[Recorded data]
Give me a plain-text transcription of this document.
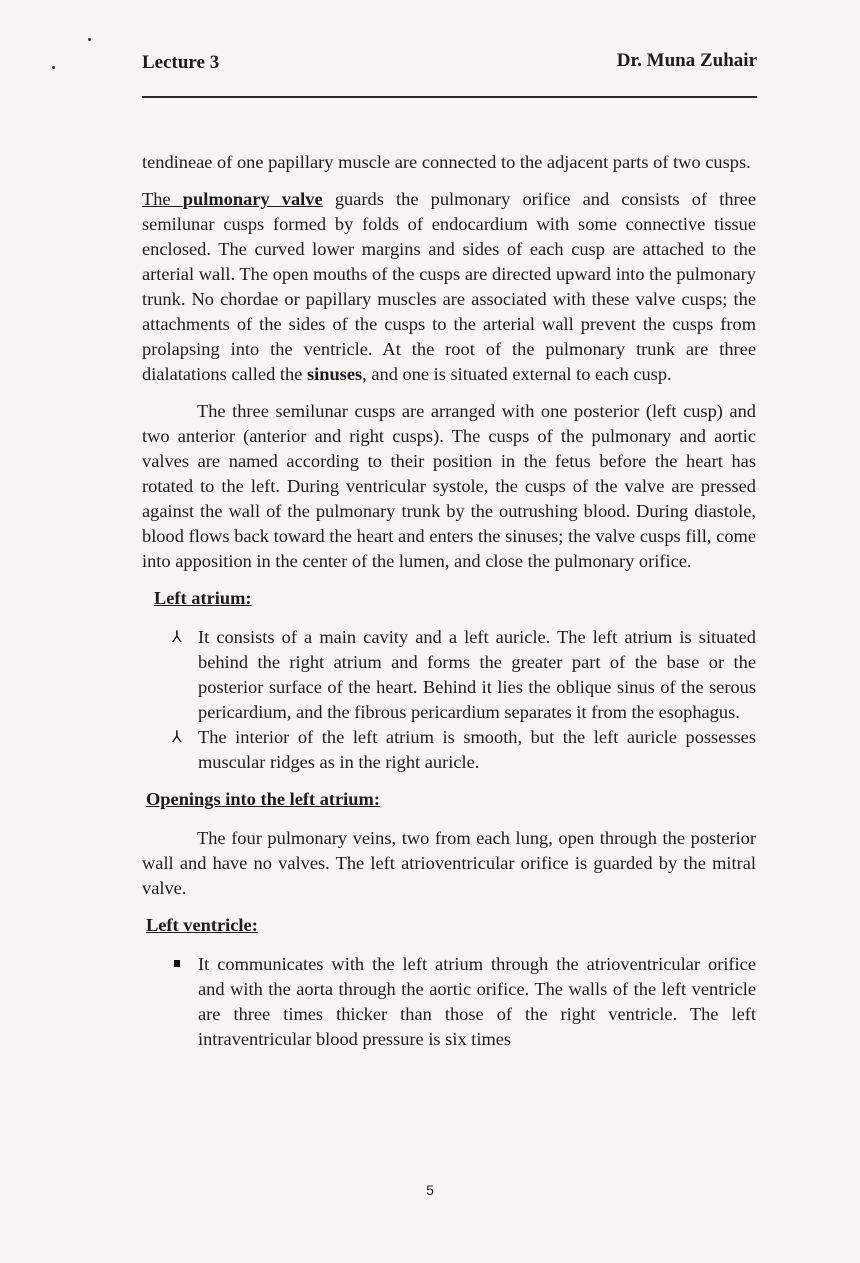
Lecture 3	Dr. Muna Zuhair

tendineae of one papillary muscle are connected to the adjacent parts of two cusps.

The pulmonary valve guards the pulmonary orifice and consists of three semilunar cusps formed by folds of endocardium with some connective tissue enclosed. The curved lower margins and sides of each cusp are attached to the arterial wall. The open mouths of the cusps are directed upward into the pulmonary trunk. No chordae or papillary muscles are associated with these valve cusps; the attachments of the sides of the cusps to the arterial wall prevent the cusps from prolapsing into the ventricle. At the root of the pulmonary trunk are three dialatations called the sinuses, and one is situated external to each cusp.

The three semilunar cusps are arranged with one posterior (left cusp) and two anterior (anterior and right cusps). The cusps of the pulmonary and aortic valves are named according to their position in the fetus before the heart has rotated to the left. During ventricular systole, the cusps of the valve are pressed against the wall of the pulmonary trunk by the outrushing blood. During diastole, blood flows back toward the heart and enters the sinuses; the valve cusps fill, come into apposition in the center of the lumen, and close the pulmonary orifice.

Left atrium:
⅄ It consists of a main cavity and a left auricle. The left atrium is situated behind the right atrium and forms the greater part of the base or the posterior surface of the heart. Behind it lies the oblique sinus of the serous pericardium, and the fibrous pericardium separates it from the esophagus.
⅄ The interior of the left atrium is smooth, but the left auricle possesses muscular ridges as in the right auricle.
Openings into the left atrium:

The four pulmonary veins, two from each lung, open through the posterior wall and have no valves. The left atrioventricular orifice is guarded by the mitral valve.

Left ventricle:
It communicates with the left atrium through the atrioventricular orifice and with the aorta through the aortic orifice. The walls of the left ventricle are three times thicker than those of the right ventricle. The left intraventricular blood pressure is six times
5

Stated exercise
Each entry above is to be written out again unchanged, apart from the pictures, which are left out.

Result below
Give me a plain-text transcription of this document.
Lecture 3	Dr. Muna Zuhair

tendineae of one papillary muscle are connected to the adjacent parts of two cusps.

The pulmonary valve guards the pulmonary orifice and consists of three semilunar cusps formed by folds of endocardium with some connective tissue enclosed. The curved lower margins and sides of each cusp are attached to the arterial wall. The open mouths of the cusps are directed upward into the pulmonary trunk. No chordae or papillary muscles are associated with these valve cusps; the attachments of the sides of the cusps to the arterial wall prevent the cusps from prolapsing into the ventricle. At the root of the pulmonary trunk are three dialatations called the sinuses, and one is situated external to each cusp.

The three semilunar cusps are arranged with one posterior (left cusp) and two anterior (anterior and right cusps). The cusps of the pulmonary and aortic valves are named according to their position in the fetus before the heart has rotated to the left. During ventricular systole, the cusps of the valve are pressed against the wall of the pulmonary trunk by the outrushing blood. During diastole, blood flows back toward the heart and enters the sinuses; the valve cusps fill, come into apposition in the center of the lumen, and close the pulmonary orifice.

Left atrium:
⅄ It consists of a main cavity and a left auricle. The left atrium is situated behind the right atrium and forms the greater part of the base or the posterior surface of the heart. Behind it lies the oblique sinus of the serous pericardium, and the fibrous pericardium separates it from the esophagus.
⅄ The interior of the left atrium is smooth, but the left auricle possesses muscular ridges as in the right auricle.
Openings into the left atrium:

The four pulmonary veins, two from each lung, open through the posterior wall and have no valves. The left atrioventricular orifice is guarded by the mitral valve.

Left ventricle:
It communicates with the left atrium through the atrioventricular orifice and with the aorta through the aortic orifice. The walls of the left ventricle are three times thicker than those of the right ventricle. The left intraventricular blood pressure is six times
5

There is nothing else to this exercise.